◆ **Raw data**
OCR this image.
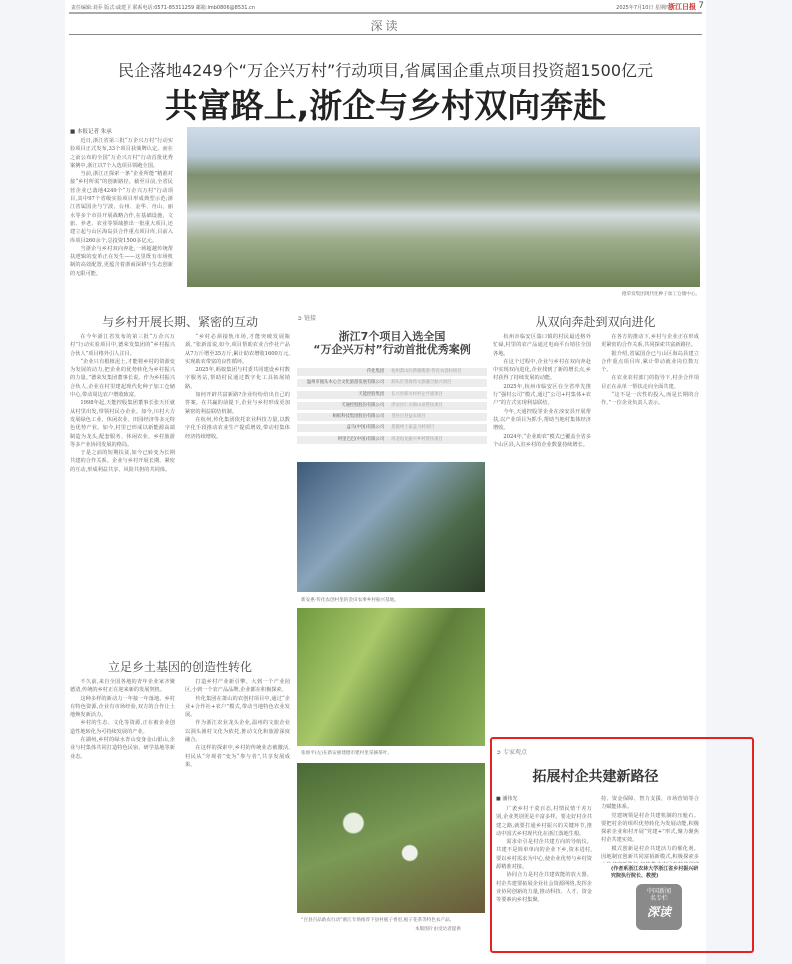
责任编辑:刘乔 版式:戚建卫 联系电话:0571-85311259 邮箱:lmb0806@8531.cn	2025年7月10日 星期四
浙江日报 7
深读
民企落地4249个“万企兴万村”行动项目,省属国企重点项目投资超1500亿元
共富路上,浙企与乡村双向奔赴
■ 本报记者 朱承

近日,浙江省第三批“万企兴万村”行动实验项目正式发布,33个项目获颁牌认定。而在之前公布的全国“万企兴万村”行动首批优秀案例中,浙江以7个入选项目领跑全国。

当前,浙江正探索一条“企业所能”精准对接“乡村所需”的创新路径。截至目前,全省民营企业已落地4249个“万企兴万村”行动项目,其中97个省级实验项目形成典型示范;浙江省属国企与宁波、台州、金华、舟山、丽水等多个市县开展战略合作,在基础设施、文旅、养老、农业等领域推出一批重大项目,还建立起与山区海岛县合作重点项目库,目前入库项目260余个,总投资1500多亿元。

当浙企与乡村双向奔赴,一场超越传统帮扶逻辑的变革正在发生——这里既有市场机制的高效配置,更蕴含着浙商深耕与生态创新的无限可能。

德荣发集团现代化种子加工仓储中心。
与乡村开展长期、紧密的互动

在今年浙江省发布的第三批“万企兴万村”行动实验项目中,德荣发集团的“乡村振兴合伙人”项目格外引人注目。

“企业只有根植泥土,才能将乡村的资源变为发展的动力,把企业的优势转化为乡村振兴的力量。”德荣发集团董事长说。作为乡村振兴合伙人,企业在村里建起现代化种子加工仓储中心,带动周边农户增收致富。

1998年起,天能控股集团董事长张天任就从村里出发,带领村民办企业。如今,川村大力发展绿色工业、休闲农业、田园经济等多元特色优势产业。如今,村里已形成以新能源高端制造为龙头,配套服务、休闲农业、乡村旅游等多产业协同发展的格局。

于是之前的短期扶贫,如今已转变为长期共建的合作关系。企业与乡村开展长期、紧密的互动,形成利益共享、风险共担的共同体。

“乡村必须接轨市场,才能突破发展瓶颈。”张新雷说,如今,项目帮助农业合作社产品从7万斤增至35万斤,累计助农增收1600万元,实现助农带富的良性循环。

2025年,蚂蚁集团与村委共同建设乡村数字服务站,帮助村民通过数字化工具拓展销路。

如何开辟共富新路?企业纷纷给出自己的答案。在共赢的前提下,企业与乡村形成更加紧密的利益联结机制。

在杭州,传化集团依托农业科技力量,以数字化手段推动农业生产提质增效,带动村集体经济持续增收。

立足乡土基因的创造性转化

不久前,来自全国各地的青年企业家齐聚德清,传统的乡村正在迎来新的发展契机。

这种多样的新动力一年接一年落地。乡村有特色资源,企业有市场经验,双方的合作让土地焕发新活力。

乡村的生态、文化等资源,正在被企业创造性地转化为可持续发展的产业。

在湖州,乡村的绿水青山变身金山银山,企业与村集体共同打造特色民宿、研学基地等新业态。

打造乡村产业新引擎。大到一个产业园区,小到一个农产品品牌,企业都在积极探索。

传化集团在萧山的农创村项目中,通过“企业+合作社+农户”模式,带动当地特色农业发展。

作为浙江农业龙头企业,温州的文旅企业以洞头渔村文化为依托,推动文化和旅游深度融合。

在这样的探索中,乡村的传统业态被激活,村民从“旁观者”变为“参与者”,共享发展成果。

➲ 链接
浙江7个项目入选全国
“万企兴万村”行动首批优秀案例
传化集团	杭州萧山区新塘街道-传化农创村项目
温州市瓯头木心合文化旅游发展有限公司	洞头区望海湾文旅融合振兴项目
天能控股集团	长兴县新川村村企共建项目
天通控股股份有限公司	淳安县仁川镇山泉帮扶项目
蚂蚁科技集团股份有限公司	苍县百县益农项目
盒马(中国)有限公司	恩施州土家盒马村项目
阿里巴巴(中国)有限公司	河北再龙振兴乡村帮扶项目
新安惠·传化农创村里的金田农事乡村振兴基地。
张姐平(左)在新安惠建德市建村里采摘茶叶。
“百县百品助农行动”浙江专场推荐下县村栀子香里,栀子花茶等特色农产品。
本版图片由受访者提供
从双向奔赴到双向进化

杭州市临安区湍口镇的村民最近格外忙碌,村里的农产品通过电商平台销往全国各地。

在这个过程中,企业与乡村在双向奔赴中实现双向进化,企业找到了新的增长点,乡村获得了持续发展的动能。

2025年,杭州市临安区在全省率先推行“强村公司”模式,通过“公司+村集体+农户”的方式实现利益联结。

今年,天通控股等企业在淳安县开展帮扶,以产业项目为抓手,帮助当地村集体经济增收。

2024年,“企业助农”模式已覆盖全省多个山区县,入驻乡村的企业数量持续增长。

在各方的推动下,乡村与企业正在形成更紧密的合作关系,共同探索共富新路径。

据介绍,省属国企已与山区海岛县建立合作重点项目库,累计带动就业岗位数万个。

在农业农村部门的指导下,村企合作项目正在从单一帮扶走向全面共建。

“这不是一次性的投入,而是长期的合作。”一位企业负责人表示。

➲ 专家观点
拓展村企共建新路径
■ 潘伟光

广袤乡村千姿百态,村情民情千差万别,企业类别更是丰富多样。要走好村企共建之路,就要打通乡村振兴的关键环节,推动中国式乡村现代化在浙江落地生根。

需求牵引是村企共建方向的导航仪。共建不是简单单向的企业下乡,资本进村,要以乡村需求为中心,使企业优势与乡村资源精准对接。

协同合力是村企共建效能的放大器。村企共建要拓展企业社会资源网络,发挥企业协同创新的力量,推动科技、人才、资金等要素向乡村集聚。

持、资金保障、智力支援、市场营销等合力赋能体系。

党建统领是村企共建机制的压舱石。要把村企的组织优势转化为发展动能,积极探索企业和村开展“党建+”形式,聚力聚焦村企共建实效。

模式创新是村企共建活力的催化剂。因地制宜创新共同富裕新模式,积极探索多

(作者系浙江农林大学浙江省乡村振兴研究院执行院长、教授)
中国新闻
名专栏
深读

◆ **Task requirements**
Gather all lines of the records that include the word "紧密的互动".

◆ **Expected answer**
与乡村开展长期、紧密的互动
于是之前的短期扶贫,如今已转变为长期共建的合作关系。企业与乡村开展长期、紧密的互动,形成利益共享、风险共担的共同体。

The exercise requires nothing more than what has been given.